Write the records out again, keeping each line exactly as it is.

------------------------------------

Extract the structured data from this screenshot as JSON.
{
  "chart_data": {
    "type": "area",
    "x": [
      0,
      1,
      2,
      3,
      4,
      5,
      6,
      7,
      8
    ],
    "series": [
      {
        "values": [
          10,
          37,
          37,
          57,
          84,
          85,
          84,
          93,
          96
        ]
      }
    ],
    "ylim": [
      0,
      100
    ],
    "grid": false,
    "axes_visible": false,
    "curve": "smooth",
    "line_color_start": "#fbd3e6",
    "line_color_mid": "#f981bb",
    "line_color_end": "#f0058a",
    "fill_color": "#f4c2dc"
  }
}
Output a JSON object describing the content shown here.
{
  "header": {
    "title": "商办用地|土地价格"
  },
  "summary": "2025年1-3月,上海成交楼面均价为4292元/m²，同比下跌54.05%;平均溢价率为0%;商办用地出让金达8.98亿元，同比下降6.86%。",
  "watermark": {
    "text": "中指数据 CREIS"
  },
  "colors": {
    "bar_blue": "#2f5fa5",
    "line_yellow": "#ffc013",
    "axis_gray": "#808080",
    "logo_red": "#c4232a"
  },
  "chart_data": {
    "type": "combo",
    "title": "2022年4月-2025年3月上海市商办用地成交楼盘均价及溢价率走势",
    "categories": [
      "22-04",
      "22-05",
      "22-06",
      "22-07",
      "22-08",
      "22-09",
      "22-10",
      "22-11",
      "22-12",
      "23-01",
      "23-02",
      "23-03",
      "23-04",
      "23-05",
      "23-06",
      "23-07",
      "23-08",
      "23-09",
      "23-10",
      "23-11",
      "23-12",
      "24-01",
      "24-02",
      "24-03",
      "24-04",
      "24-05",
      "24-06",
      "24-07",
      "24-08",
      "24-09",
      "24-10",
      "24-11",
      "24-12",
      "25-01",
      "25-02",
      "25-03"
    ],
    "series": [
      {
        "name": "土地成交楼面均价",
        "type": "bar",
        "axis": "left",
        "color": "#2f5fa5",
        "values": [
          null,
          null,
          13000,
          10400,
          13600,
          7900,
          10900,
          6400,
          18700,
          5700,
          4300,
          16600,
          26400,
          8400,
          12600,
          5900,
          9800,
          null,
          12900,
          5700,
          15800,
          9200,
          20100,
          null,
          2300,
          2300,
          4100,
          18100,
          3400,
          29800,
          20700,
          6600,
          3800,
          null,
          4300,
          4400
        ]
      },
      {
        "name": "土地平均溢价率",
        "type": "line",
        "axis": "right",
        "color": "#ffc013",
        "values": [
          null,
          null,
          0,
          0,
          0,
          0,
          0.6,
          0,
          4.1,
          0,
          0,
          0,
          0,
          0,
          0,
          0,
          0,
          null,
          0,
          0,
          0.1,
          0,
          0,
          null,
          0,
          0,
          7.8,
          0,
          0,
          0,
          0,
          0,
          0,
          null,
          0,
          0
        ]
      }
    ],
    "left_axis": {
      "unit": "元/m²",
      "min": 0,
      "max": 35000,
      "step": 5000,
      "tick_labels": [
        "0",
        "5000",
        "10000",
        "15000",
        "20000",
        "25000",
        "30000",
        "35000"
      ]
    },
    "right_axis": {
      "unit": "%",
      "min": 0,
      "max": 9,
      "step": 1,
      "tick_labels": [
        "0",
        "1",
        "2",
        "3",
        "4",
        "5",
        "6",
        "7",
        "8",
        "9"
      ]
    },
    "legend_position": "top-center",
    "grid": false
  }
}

------------------------------------

▸ ANSWER TO THIS EXERCISE:
Extract the structured data from this screenshot as JSON.
{
  "chart_data": {
    "type": "area",
    "x": [
      0,
      1,
      2,
      3,
      4,
      5,
      6,
      7,
      8
    ],
    "series": [
      {
        "values": [
          10,
          37,
          37,
          57,
          84,
          85,
          84,
          93,
          96
        ]
      }
    ],
    "ylim": [
      0,
      100
    ],
    "grid": false,
    "axes_visible": false,
    "curve": "smooth",
    "line_color_start": "#fbd3e6",
    "line_color_mid": "#f981bb",
    "line_color_end": "#f0058a",
    "fill_color": "#f4c2dc"
  }
}
Output a JSON object describing the content shown here.
{
  "header": {
    "title": "商办用地|土地价格"
  },
  "summary": "2025年1-3月,上海成交楼面均价为4292元/m²，同比下跌54.05%;平均溢价率为0%;商办用地出让金达8.98亿元，同比下降6.86%。",
  "watermark": {
    "text": "中指数据 CREIS"
  },
  "colors": {
    "bar_blue": "#2f5fa5",
    "line_yellow": "#ffc013",
    "axis_gray": "#808080",
    "logo_red": "#c4232a"
  },
  "chart_data": {
    "type": "combo",
    "title": "2022年4月-2025年3月上海市商办用地成交楼盘均价及溢价率走势",
    "categories": [
      "22-04",
      "22-05",
      "22-06",
      "22-07",
      "22-08",
      "22-09",
      "22-10",
      "22-11",
      "22-12",
      "23-01",
      "23-02",
      "23-03",
      "23-04",
      "23-05",
      "23-06",
      "23-07",
      "23-08",
      "23-09",
      "23-10",
      "23-11",
      "23-12",
      "24-01",
      "24-02",
      "24-03",
      "24-04",
      "24-05",
      "24-06",
      "24-07",
      "24-08",
      "24-09",
      "24-10",
      "24-11",
      "24-12",
      "25-01",
      "25-02",
      "25-03"
    ],
    "series": [
      {
        "name": "土地成交楼面均价",
        "type": "bar",
        "axis": "left",
        "color": "#2f5fa5",
        "values": [
          null,
          null,
          13000,
          10400,
          13600,
          7900,
          10900,
          6400,
          18700,
          5700,
          4300,
          16600,
          26400,
          8400,
          12600,
          5900,
          9800,
          null,
          12900,
          5700,
          15800,
          9200,
          20100,
          null,
          2300,
          2300,
          4100,
          18100,
          3400,
          29800,
          20700,
          6600,
          3800,
          null,
          4300,
          4400
        ]
      },
      {
        "name": "土地平均溢价率",
        "type": "line",
        "axis": "right",
        "color": "#ffc013",
        "values": [
          null,
          null,
          0,
          0,
          0,
          0,
          0.6,
          0,
          4.1,
          0,
          0,
          0,
          0,
          0,
          0,
          0,
          0,
          null,
          0,
          0,
          0.1,
          0,
          0,
          null,
          0,
          0,
          7.8,
          0,
          0,
          0,
          0,
          0,
          0,
          null,
          0,
          0
        ]
      }
    ],
    "left_axis": {
      "unit": "元/m²",
      "min": 0,
      "max": 35000,
      "step": 5000,
      "tick_labels": [
        "0",
        "5000",
        "10000",
        "15000",
        "20000",
        "25000",
        "30000",
        "35000"
      ]
    },
    "right_axis": {
      "unit": "%",
      "min": 0,
      "max": 9,
      "step": 1,
      "tick_labels": [
        "0",
        "1",
        "2",
        "3",
        "4",
        "5",
        "6",
        "7",
        "8",
        "9"
      ]
    },
    "legend_position": "top-center",
    "grid": false
  }
}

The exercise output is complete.